Brief>
Write out the records again, exactly, leaving none out.

--- START Material for this exercise ---

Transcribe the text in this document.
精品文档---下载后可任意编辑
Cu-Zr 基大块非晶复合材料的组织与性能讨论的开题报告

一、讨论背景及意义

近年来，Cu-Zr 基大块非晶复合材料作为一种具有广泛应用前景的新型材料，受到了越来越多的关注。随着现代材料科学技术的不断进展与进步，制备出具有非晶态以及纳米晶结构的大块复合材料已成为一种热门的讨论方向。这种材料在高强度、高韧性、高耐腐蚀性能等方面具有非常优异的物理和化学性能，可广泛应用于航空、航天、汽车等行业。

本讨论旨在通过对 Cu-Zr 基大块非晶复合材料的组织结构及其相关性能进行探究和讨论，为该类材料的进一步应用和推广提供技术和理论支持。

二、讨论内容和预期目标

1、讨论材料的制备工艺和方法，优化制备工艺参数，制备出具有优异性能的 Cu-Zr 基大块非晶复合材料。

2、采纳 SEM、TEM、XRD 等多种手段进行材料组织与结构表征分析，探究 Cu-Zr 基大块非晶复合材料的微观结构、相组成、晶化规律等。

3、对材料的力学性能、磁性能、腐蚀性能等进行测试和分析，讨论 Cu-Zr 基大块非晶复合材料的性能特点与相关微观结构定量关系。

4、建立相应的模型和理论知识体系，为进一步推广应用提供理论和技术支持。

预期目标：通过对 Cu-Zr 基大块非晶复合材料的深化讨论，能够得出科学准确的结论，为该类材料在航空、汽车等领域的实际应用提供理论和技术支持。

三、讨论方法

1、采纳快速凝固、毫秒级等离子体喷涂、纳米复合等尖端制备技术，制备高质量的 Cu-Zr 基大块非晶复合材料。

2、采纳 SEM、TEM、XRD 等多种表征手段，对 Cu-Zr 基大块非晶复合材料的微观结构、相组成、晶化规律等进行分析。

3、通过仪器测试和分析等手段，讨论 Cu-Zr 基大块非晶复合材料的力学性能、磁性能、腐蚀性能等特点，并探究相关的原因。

--- END Material for this exercise ---

Solution>
Transcribe the text in this document.
精品文档---下载后可任意编辑
Cu-Zr 基大块非晶复合材料的组织与性能讨论的开题报告

一、讨论背景及意义

近年来，Cu-Zr 基大块非晶复合材料作为一种具有广泛应用前景的新型材料，受到了越来越多的关注。随着现代材料科学技术的不断进展与进步，制备出具有非晶态以及纳米晶结构的大块复合材料已成为一种热门的讨论方向。这种材料在高强度、高韧性、高耐腐蚀性能等方面具有非常优异的物理和化学性能，可广泛应用于航空、航天、汽车等行业。

本讨论旨在通过对 Cu-Zr 基大块非晶复合材料的组织结构及其相关性能进行探究和讨论，为该类材料的进一步应用和推广提供技术和理论支持。

二、讨论内容和预期目标

1、讨论材料的制备工艺和方法，优化制备工艺参数，制备出具有优异性能的 Cu-Zr 基大块非晶复合材料。

2、采纳 SEM、TEM、XRD 等多种手段进行材料组织与结构表征分析，探究 Cu-Zr 基大块非晶复合材料的微观结构、相组成、晶化规律等。

3、对材料的力学性能、磁性能、腐蚀性能等进行测试和分析，讨论 Cu-Zr 基大块非晶复合材料的性能特点与相关微观结构定量关系。

4、建立相应的模型和理论知识体系，为进一步推广应用提供理论和技术支持。

预期目标：通过对 Cu-Zr 基大块非晶复合材料的深化讨论，能够得出科学准确的结论，为该类材料在航空、汽车等领域的实际应用提供理论和技术支持。

三、讨论方法

1、采纳快速凝固、毫秒级等离子体喷涂、纳米复合等尖端制备技术，制备高质量的 Cu-Zr 基大块非晶复合材料。

2、采纳 SEM、TEM、XRD 等多种表征手段，对 Cu-Zr 基大块非晶复合材料的微观结构、相组成、晶化规律等进行分析。

3、通过仪器测试和分析等手段，讨论 Cu-Zr 基大块非晶复合材料的力学性能、磁性能、腐蚀性能等特点，并探究相关的原因。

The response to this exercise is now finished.